-- Problem details --
Extend the passage below about handling other people's reactions to a visible disability, picking up right after its last sentence.

-- Text block --
-----

Ask yourself a few questions. What frightens you or “turns you off”? This may help you to understand the reactions of others and not take their responses so personally. What makes a person seem attractive or approachable? You might try modeling these positive aspects of self-presentation. What makes you feel good about your own appearance? Although you may need to wear casual clothing for physical therapy, you can still dress up for visiting hours. Developing strategies to help others see beyond the disability to the “real you” also helps you see yourself as a whole person, not a collection of physical flaws.
One way of gaining a greater sense of control over social situations is to anticipate reactions to your different appearance by commenting on it or even drawing attention to it. You can use humor – making a joke about yourself – or simply comment on the facts of your situation (“You can see I need crutches now. It’s because my spinal cord was damaged and my legs are weak”).

-----

-- Record excerpts --
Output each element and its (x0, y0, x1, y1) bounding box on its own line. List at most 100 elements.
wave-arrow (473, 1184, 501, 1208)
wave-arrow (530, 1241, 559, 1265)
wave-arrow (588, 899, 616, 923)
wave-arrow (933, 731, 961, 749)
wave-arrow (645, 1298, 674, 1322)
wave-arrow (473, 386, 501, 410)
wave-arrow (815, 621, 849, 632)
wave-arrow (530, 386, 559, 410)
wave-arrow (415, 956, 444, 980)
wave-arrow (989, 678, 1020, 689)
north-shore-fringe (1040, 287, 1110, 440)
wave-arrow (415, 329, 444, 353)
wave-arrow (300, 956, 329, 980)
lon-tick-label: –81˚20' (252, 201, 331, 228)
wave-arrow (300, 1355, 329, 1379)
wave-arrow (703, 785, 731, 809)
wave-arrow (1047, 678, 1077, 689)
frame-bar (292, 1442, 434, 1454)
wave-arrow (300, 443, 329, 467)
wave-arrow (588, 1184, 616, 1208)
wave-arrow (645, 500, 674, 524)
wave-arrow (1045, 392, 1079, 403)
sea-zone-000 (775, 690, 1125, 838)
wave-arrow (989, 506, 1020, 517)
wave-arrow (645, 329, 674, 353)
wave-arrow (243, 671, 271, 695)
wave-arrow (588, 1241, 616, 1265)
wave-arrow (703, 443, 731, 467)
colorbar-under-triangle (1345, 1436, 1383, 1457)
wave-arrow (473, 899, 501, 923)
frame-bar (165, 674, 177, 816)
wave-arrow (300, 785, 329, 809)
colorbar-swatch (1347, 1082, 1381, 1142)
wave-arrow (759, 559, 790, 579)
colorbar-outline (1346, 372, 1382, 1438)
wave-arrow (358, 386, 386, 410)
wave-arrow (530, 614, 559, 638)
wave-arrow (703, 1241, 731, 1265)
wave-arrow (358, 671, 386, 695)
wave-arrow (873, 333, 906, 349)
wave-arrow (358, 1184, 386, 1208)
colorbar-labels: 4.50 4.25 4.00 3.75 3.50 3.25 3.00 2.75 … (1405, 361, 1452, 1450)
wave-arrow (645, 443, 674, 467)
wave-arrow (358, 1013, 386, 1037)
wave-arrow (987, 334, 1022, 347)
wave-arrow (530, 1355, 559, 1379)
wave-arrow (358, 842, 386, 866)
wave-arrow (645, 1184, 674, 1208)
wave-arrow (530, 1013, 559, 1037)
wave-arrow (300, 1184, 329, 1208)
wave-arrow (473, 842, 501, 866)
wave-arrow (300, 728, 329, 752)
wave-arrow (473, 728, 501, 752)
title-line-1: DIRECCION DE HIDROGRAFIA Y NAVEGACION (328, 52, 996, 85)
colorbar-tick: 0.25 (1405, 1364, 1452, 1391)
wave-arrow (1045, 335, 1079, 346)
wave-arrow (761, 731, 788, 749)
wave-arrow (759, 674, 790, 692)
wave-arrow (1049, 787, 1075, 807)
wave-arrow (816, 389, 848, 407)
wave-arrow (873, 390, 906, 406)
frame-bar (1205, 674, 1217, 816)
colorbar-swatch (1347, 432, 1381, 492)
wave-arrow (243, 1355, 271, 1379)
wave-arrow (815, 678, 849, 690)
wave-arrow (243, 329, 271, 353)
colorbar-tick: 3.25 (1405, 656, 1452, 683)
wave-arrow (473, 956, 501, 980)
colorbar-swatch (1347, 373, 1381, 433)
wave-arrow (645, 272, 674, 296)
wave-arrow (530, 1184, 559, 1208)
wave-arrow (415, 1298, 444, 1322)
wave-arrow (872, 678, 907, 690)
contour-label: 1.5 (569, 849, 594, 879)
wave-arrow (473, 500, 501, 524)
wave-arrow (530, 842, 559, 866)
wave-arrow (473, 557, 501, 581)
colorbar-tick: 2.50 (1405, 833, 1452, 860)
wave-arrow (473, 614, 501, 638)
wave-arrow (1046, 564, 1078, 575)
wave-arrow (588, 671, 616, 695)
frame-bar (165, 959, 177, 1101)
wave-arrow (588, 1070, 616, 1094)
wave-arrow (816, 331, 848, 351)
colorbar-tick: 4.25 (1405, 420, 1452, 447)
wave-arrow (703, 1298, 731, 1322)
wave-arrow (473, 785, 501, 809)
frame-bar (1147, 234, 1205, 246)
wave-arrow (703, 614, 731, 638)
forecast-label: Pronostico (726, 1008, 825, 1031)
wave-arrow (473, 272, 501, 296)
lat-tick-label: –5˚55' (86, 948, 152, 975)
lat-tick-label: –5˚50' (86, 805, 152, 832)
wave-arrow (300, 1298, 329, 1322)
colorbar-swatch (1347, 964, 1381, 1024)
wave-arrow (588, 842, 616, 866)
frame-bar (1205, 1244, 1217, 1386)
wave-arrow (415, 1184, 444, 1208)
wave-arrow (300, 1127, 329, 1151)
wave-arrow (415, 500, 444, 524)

-----

-- Task result --
You can also put your own creative stamp on your crutches or wheelchair. This can elicit a positive response from others and help them focus on your choice of embellishments – that is, on an aspect of your personality – rather than on your impairment or “sickness.” Many wheelchairs and crutches are now available in a variety of colors, and you may be able to make a choice about this when you go home. Wheelchair backpacks, tote bags for walkers, and related items can also be used to individualize your equipment.
Finally, you can put your friend or family member at ease by preempting negative comments. By saying something like “I really hate this brace. It’s the ugliest thing I’ve ever seen. I wish I didn’t need it, but I guess I’ll have to get used to it,” you are giving the other person permission to think that the brace is ugly and thus to feel less guilty or awkward. At the same time, this also focuses the negative perception on the brace and away from you. The brace may indeed be ugly, but you are not!